Exercise brief ▸ Locate the string "Railway" in the records below. Copy every line where it occurs.

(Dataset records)

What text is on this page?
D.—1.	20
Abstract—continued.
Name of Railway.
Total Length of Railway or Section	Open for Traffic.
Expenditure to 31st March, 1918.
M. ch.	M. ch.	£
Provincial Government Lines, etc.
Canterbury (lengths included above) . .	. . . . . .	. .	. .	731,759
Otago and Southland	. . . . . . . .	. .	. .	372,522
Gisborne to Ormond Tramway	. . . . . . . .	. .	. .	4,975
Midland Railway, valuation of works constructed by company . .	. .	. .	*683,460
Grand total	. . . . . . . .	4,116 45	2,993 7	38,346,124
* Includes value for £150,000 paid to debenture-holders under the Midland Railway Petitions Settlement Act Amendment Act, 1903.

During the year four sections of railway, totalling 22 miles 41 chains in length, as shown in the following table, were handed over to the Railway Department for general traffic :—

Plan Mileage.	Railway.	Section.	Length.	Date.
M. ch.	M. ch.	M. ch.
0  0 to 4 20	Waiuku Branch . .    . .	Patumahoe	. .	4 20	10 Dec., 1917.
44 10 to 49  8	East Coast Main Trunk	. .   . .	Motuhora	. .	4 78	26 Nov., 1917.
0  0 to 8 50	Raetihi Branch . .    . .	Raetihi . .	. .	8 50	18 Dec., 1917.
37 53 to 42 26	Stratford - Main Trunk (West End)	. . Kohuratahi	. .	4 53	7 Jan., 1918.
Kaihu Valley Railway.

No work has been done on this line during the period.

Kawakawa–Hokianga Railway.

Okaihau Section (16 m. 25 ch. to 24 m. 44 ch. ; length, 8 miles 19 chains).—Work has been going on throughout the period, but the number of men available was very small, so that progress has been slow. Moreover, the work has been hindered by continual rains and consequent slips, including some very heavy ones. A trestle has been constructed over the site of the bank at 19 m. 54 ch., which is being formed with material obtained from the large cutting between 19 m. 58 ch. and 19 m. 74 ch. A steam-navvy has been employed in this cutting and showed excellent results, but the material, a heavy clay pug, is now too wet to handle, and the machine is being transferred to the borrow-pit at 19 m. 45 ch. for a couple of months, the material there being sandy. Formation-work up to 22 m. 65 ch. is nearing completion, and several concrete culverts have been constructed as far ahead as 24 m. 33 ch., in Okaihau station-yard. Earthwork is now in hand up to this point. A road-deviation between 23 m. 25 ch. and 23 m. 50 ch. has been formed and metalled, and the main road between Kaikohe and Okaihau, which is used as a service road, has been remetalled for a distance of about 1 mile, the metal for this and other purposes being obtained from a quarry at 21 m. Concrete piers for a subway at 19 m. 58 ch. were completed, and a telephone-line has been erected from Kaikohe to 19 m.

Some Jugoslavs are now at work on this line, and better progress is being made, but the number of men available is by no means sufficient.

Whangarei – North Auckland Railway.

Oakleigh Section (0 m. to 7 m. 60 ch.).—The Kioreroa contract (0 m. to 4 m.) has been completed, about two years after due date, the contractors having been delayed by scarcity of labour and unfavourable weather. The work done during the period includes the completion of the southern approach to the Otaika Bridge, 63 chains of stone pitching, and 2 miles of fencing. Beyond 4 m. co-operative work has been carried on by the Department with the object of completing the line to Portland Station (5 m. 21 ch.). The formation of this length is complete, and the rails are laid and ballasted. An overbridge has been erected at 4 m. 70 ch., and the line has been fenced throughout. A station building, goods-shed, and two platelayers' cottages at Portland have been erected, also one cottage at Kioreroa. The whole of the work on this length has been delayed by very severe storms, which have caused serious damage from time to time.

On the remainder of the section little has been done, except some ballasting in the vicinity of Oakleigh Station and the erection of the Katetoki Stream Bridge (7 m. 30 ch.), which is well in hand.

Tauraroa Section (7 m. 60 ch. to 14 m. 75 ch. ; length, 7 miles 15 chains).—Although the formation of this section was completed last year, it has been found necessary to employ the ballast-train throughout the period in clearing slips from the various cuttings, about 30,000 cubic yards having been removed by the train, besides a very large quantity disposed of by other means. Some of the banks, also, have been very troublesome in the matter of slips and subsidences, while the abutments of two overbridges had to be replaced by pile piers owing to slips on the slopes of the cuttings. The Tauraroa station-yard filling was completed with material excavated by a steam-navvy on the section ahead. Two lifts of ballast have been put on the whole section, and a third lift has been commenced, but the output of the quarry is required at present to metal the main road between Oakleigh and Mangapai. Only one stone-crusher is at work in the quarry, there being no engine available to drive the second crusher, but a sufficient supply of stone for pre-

Complete answer ▸
Name of Railway.
Total Length of Railway or Section	Open for Traffic.
Midland Railway, valuation of works constructed by company . .	. .	. .	*683,460
* Includes value for £150,000 paid to debenture-holders under the Midland Railway Petitions Settlement Act Amendment Act, 1903.
During the year four sections of railway, totalling 22 miles 41 chains in length, as shown in the following table, were handed over to the Railway Department for general traffic :—
Plan Mileage.	Railway.	Section.	Length.	Date.
Kaihu Valley Railway.
Kawakawa–Hokianga Railway.
Whangarei – North Auckland Railway.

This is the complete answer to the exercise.